-- Begin Records supplied --
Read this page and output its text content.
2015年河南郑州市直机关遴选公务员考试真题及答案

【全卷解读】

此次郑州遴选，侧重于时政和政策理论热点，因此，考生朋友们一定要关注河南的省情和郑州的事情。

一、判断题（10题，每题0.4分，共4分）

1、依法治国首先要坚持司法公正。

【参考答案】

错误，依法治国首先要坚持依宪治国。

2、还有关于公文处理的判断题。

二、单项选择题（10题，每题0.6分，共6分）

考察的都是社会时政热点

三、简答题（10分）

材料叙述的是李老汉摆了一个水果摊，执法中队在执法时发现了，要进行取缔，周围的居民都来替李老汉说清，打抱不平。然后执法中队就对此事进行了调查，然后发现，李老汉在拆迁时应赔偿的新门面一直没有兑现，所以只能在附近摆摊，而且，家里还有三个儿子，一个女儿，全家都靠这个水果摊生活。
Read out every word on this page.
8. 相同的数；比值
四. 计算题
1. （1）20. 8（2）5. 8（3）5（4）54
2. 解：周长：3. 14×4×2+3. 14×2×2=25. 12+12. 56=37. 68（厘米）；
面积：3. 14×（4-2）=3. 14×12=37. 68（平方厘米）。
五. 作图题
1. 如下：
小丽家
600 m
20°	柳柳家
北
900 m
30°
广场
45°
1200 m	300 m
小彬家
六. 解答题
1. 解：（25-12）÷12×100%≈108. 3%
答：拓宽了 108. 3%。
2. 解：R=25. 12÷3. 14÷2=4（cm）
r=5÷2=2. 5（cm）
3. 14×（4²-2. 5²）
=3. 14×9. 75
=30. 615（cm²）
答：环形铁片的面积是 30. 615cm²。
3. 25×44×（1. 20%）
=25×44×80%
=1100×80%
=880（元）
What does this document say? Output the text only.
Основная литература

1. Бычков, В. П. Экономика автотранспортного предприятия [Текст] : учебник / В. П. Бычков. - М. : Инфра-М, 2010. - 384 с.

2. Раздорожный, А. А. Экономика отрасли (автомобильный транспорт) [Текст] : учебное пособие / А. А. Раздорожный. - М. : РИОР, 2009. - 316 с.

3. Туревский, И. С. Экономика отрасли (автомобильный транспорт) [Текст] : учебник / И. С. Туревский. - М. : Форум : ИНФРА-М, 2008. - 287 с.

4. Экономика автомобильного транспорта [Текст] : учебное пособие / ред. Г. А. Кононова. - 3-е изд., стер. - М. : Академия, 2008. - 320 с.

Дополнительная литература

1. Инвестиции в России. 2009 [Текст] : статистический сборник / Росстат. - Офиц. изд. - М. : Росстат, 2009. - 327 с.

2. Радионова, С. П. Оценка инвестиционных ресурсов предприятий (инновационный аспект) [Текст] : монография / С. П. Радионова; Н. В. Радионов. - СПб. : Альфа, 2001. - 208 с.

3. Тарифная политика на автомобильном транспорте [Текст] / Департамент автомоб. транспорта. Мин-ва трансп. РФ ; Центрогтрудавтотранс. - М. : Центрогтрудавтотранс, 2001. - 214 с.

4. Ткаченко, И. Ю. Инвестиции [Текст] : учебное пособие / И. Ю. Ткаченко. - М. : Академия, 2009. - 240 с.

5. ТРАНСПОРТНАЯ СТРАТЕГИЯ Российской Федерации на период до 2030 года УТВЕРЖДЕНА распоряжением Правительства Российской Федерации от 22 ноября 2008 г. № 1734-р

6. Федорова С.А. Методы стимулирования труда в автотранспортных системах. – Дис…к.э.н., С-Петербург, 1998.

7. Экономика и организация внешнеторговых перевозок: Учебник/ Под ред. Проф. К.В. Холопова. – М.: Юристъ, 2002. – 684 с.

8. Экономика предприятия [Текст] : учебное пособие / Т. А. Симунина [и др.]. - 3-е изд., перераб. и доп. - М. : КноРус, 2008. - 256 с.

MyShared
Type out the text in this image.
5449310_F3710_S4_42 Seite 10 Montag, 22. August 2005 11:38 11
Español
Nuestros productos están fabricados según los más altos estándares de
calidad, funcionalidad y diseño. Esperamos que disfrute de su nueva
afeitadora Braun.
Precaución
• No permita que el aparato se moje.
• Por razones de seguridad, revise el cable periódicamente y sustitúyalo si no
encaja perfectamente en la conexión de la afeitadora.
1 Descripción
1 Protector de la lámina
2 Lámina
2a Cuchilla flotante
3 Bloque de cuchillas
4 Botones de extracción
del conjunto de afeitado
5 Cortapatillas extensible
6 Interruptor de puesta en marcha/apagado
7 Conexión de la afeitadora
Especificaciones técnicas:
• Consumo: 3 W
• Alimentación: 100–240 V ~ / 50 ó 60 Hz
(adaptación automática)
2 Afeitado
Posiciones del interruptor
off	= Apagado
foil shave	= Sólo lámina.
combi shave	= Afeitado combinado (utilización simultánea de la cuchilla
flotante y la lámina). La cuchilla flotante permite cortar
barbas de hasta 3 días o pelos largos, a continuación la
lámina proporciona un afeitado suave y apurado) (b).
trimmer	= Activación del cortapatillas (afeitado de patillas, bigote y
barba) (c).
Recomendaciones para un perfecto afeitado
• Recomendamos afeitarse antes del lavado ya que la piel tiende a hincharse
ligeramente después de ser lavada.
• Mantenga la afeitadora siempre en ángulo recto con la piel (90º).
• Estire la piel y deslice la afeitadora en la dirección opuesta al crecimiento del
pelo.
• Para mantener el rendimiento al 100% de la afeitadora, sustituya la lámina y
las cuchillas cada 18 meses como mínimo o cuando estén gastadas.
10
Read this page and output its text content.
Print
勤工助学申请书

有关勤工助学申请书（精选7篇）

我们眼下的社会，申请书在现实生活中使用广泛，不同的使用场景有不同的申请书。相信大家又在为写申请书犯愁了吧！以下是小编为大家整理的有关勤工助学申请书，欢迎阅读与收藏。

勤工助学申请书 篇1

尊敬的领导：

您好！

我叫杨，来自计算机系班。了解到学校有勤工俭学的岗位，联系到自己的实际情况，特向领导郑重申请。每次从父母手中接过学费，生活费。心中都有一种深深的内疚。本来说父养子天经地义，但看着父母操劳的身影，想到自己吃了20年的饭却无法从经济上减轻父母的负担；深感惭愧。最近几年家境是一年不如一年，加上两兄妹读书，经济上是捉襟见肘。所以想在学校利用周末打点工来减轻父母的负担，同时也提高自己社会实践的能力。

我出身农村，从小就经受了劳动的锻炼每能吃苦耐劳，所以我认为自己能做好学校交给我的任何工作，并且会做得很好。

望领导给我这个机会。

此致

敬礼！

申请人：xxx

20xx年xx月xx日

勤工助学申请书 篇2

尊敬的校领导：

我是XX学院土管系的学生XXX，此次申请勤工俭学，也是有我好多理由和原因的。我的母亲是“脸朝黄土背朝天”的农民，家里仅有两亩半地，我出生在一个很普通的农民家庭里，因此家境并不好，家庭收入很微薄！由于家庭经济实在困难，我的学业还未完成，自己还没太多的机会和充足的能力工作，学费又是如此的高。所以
-- End Records supplied --
• **Exercise**
Reproduce the whole listing word for word.

• **Reply to the exercise**
Read this page and output its text content.
2015年河南郑州市直机关遴选公务员考试真题及答案

【全卷解读】

此次郑州遴选，侧重于时政和政策理论热点，因此，考生朋友们一定要关注河南的省情和郑州的事情。

一、判断题（10题，每题0.4分，共4分）

1、依法治国首先要坚持司法公正。

【参考答案】

错误，依法治国首先要坚持依宪治国。

2、还有关于公文处理的判断题。

二、单项选择题（10题，每题0.6分，共6分）

考察的都是社会时政热点

三、简答题（10分）

材料叙述的是李老汉摆了一个水果摊，执法中队在执法时发现了，要进行取缔，周围的居民都来替李老汉说清，打抱不平。然后执法中队就对此事进行了调查，然后发现，李老汉在拆迁时应赔偿的新门面一直没有兑现，所以只能在附近摆摊，而且，家里还有三个儿子，一个女儿，全家都靠这个水果摊生活。
Read out every word on this page.
8. 相同的数；比值
四. 计算题
1. （1）20. 8（2）5. 8（3）5（4）54
2. 解：周长：3. 14×4×2+3. 14×2×2=25. 12+12. 56=37. 68（厘米）；
面积：3. 14×（4-2）=3. 14×12=37. 68（平方厘米）。
五. 作图题
1. 如下：
小丽家
600 m
20°	柳柳家
北
900 m
30°
广场
45°
1200 m	300 m
小彬家
六. 解答题
1. 解：（25-12）÷12×100%≈108. 3%
答：拓宽了 108. 3%。
2. 解：R=25. 12÷3. 14÷2=4（cm）
r=5÷2=2. 5（cm）
3. 14×（4²-2. 5²）
=3. 14×9. 75
=30. 615（cm²）
答：环形铁片的面积是 30. 615cm²。
3. 25×44×（1. 20%）
=25×44×80%
=1100×80%
=880（元）
What does this document say? Output the text only.
Основная литература

1. Бычков, В. П. Экономика автотранспортного предприятия [Текст] : учебник / В. П. Бычков. - М. : Инфра-М, 2010. - 384 с.

2. Раздорожный, А. А. Экономика отрасли (автомобильный транспорт) [Текст] : учебное пособие / А. А. Раздорожный. - М. : РИОР, 2009. - 316 с.

3. Туревский, И. С. Экономика отрасли (автомобильный транспорт) [Текст] : учебник / И. С. Туревский. - М. : Форум : ИНФРА-М, 2008. - 287 с.

4. Экономика автомобильного транспорта [Текст] : учебное пособие / ред. Г. А. Кононова. - 3-е изд., стер. - М. : Академия, 2008. - 320 с.

Дополнительная литература

1. Инвестиции в России. 2009 [Текст] : статистический сборник / Росстат. - Офиц. изд. - М. : Росстат, 2009. - 327 с.

2. Радионова, С. П. Оценка инвестиционных ресурсов предприятий (инновационный аспект) [Текст] : монография / С. П. Радионова; Н. В. Радионов. - СПб. : Альфа, 2001. - 208 с.

3. Тарифная политика на автомобильном транспорте [Текст] / Департамент автомоб. транспорта. Мин-ва трансп. РФ ; Центрогтрудавтотранс. - М. : Центрогтрудавтотранс, 2001. - 214 с.

4. Ткаченко, И. Ю. Инвестиции [Текст] : учебное пособие / И. Ю. Ткаченко. - М. : Академия, 2009. - 240 с.

5. ТРАНСПОРТНАЯ СТРАТЕГИЯ Российской Федерации на период до 2030 года УТВЕРЖДЕНА распоряжением Правительства Российской Федерации от 22 ноября 2008 г. № 1734-р

6. Федорова С.А. Методы стимулирования труда в автотранспортных системах. – Дис…к.э.н., С-Петербург, 1998.

7. Экономика и организация внешнеторговых перевозок: Учебник/ Под ред. Проф. К.В. Холопова. – М.: Юристъ, 2002. – 684 с.

8. Экономика предприятия [Текст] : учебное пособие / Т. А. Симунина [и др.]. - 3-е изд., перераб. и доп. - М. : КноРус, 2008. - 256 с.

MyShared
Type out the text in this image.
5449310_F3710_S4_42 Seite 10 Montag, 22. August 2005 11:38 11
Español
Nuestros productos están fabricados según los más altos estándares de
calidad, funcionalidad y diseño. Esperamos que disfrute de su nueva
afeitadora Braun.
Precaución
• No permita que el aparato se moje.
• Por razones de seguridad, revise el cable periódicamente y sustitúyalo si no
encaja perfectamente en la conexión de la afeitadora.
1 Descripción
1 Protector de la lámina
2 Lámina
2a Cuchilla flotante
3 Bloque de cuchillas
4 Botones de extracción
del conjunto de afeitado
5 Cortapatillas extensible
6 Interruptor de puesta en marcha/apagado
7 Conexión de la afeitadora
Especificaciones técnicas:
• Consumo: 3 W
• Alimentación: 100–240 V ~ / 50 ó 60 Hz
(adaptación automática)
2 Afeitado
Posiciones del interruptor
off	= Apagado
foil shave	= Sólo lámina.
combi shave	= Afeitado combinado (utilización simultánea de la cuchilla
flotante y la lámina). La cuchilla flotante permite cortar
barbas de hasta 3 días o pelos largos, a continuación la
lámina proporciona un afeitado suave y apurado) (b).
trimmer	= Activación del cortapatillas (afeitado de patillas, bigote y
barba) (c).
Recomendaciones para un perfecto afeitado
• Recomendamos afeitarse antes del lavado ya que la piel tiende a hincharse
ligeramente después de ser lavada.
• Mantenga la afeitadora siempre en ángulo recto con la piel (90º).
• Estire la piel y deslice la afeitadora en la dirección opuesta al crecimiento del
pelo.
• Para mantener el rendimiento al 100% de la afeitadora, sustituya la lámina y
las cuchillas cada 18 meses como mínimo o cuando estén gastadas.
10
Read this page and output its text content.
Print
勤工助学申请书

有关勤工助学申请书（精选7篇）

我们眼下的社会，申请书在现实生活中使用广泛，不同的使用场景有不同的申请书。相信大家又在为写申请书犯愁了吧！以下是小编为大家整理的有关勤工助学申请书，欢迎阅读与收藏。

勤工助学申请书 篇1

尊敬的领导：

您好！

我叫杨，来自计算机系班。了解到学校有勤工俭学的岗位，联系到自己的实际情况，特向领导郑重申请。每次从父母手中接过学费，生活费。心中都有一种深深的内疚。本来说父养子天经地义，但看着父母操劳的身影，想到自己吃了20年的饭却无法从经济上减轻父母的负担；深感惭愧。最近几年家境是一年不如一年，加上两兄妹读书，经济上是捉襟见肘。所以想在学校利用周末打点工来减轻父母的负担，同时也提高自己社会实践的能力。

我出身农村，从小就经受了劳动的锻炼每能吃苦耐劳，所以我认为自己能做好学校交给我的任何工作，并且会做得很好。

望领导给我这个机会。

此致

敬礼！

申请人：xxx

20xx年xx月xx日

勤工助学申请书 篇2

尊敬的校领导：

我是XX学院土管系的学生XXX，此次申请勤工俭学，也是有我好多理由和原因的。我的母亲是“脸朝黄土背朝天”的农民，家里仅有两亩半地，我出生在一个很普通的农民家庭里，因此家境并不好，家庭收入很微薄！由于家庭经济实在困难，我的学业还未完成，自己还没太多的机会和充足的能力工作，学费又是如此的高。所以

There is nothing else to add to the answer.